> [Given problem]: Write out each line word for word. Drop pictures.

> [Records for the task]:
▬▬▬▬▬▬▬▬▬▬
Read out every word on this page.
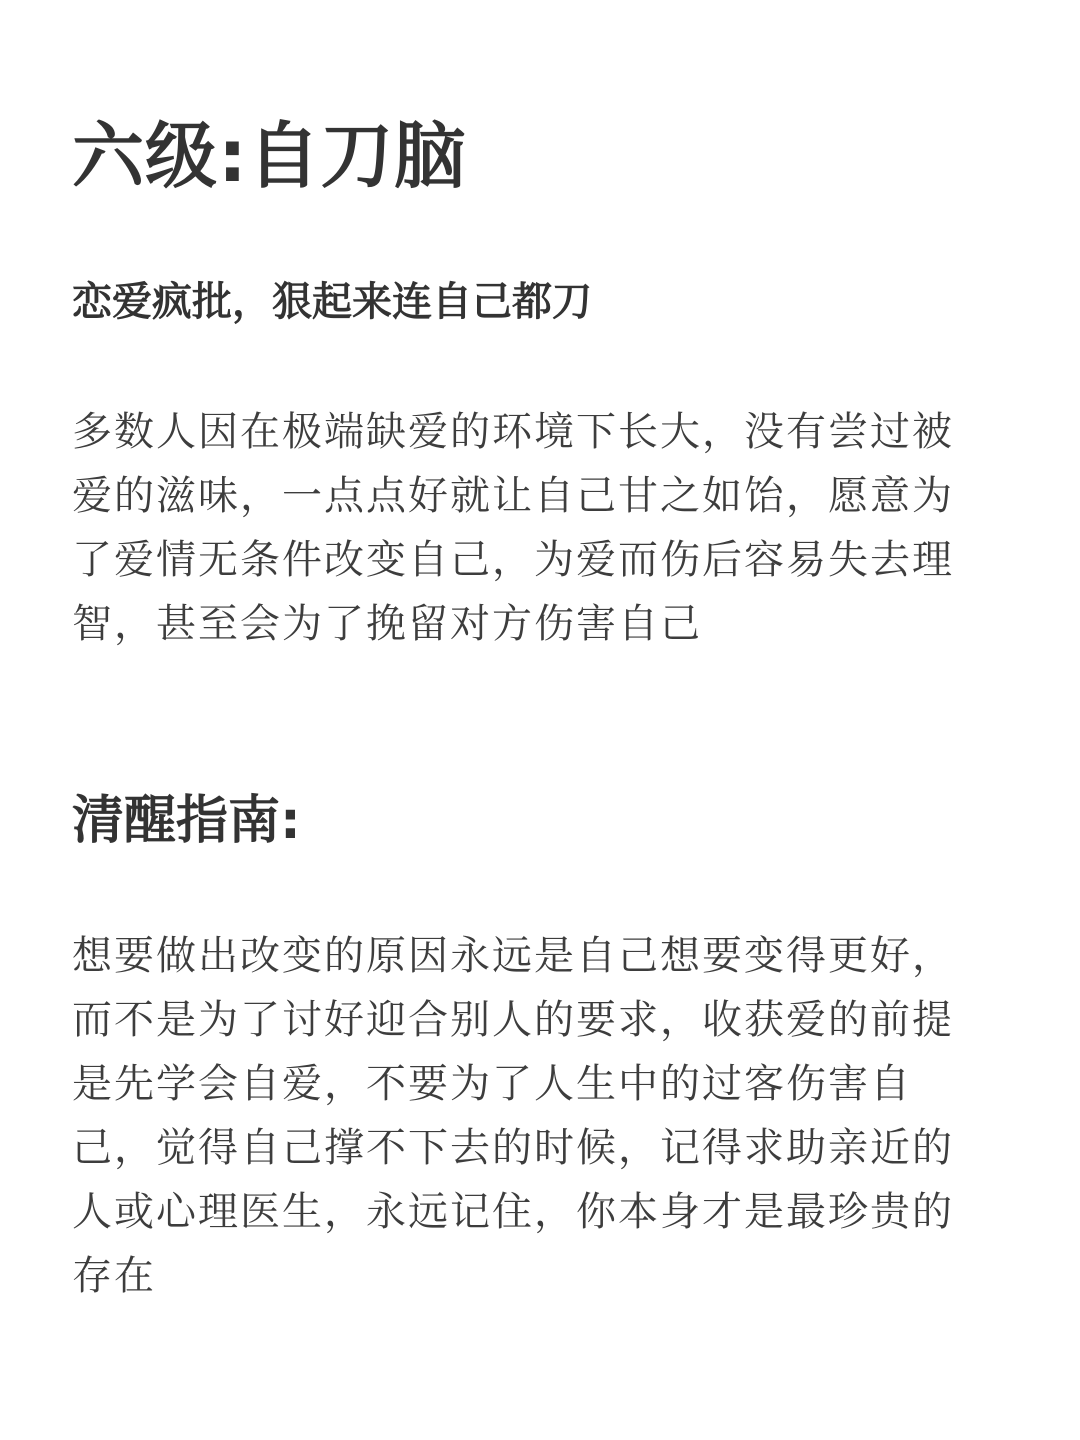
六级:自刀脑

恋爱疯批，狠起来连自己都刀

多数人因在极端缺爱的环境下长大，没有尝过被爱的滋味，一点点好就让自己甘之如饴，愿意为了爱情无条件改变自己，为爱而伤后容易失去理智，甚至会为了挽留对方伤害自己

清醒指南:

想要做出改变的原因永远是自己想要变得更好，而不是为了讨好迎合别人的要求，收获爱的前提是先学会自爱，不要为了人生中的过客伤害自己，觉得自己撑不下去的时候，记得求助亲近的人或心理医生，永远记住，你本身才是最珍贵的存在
▬▬▬▬▬▬▬▬▬▬
> [The result]:
Read out every word on this page.
六级:自刀脑

恋爱疯批，狠起来连自己都刀

多数人因在极端缺爱的环境下长大，没有尝过被爱的滋味，一点点好就让自己甘之如饴，愿意为了爱情无条件改变自己，为爱而伤后容易失去理智，甚至会为了挽留对方伤害自己

清醒指南:

想要做出改变的原因永远是自己想要变得更好，而不是为了讨好迎合别人的要求，收获爱的前提是先学会自爱，不要为了人生中的过客伤害自己，觉得自己撑不下去的时候，记得求助亲近的人或心理医生，永远记住，你本身才是最珍贵的存在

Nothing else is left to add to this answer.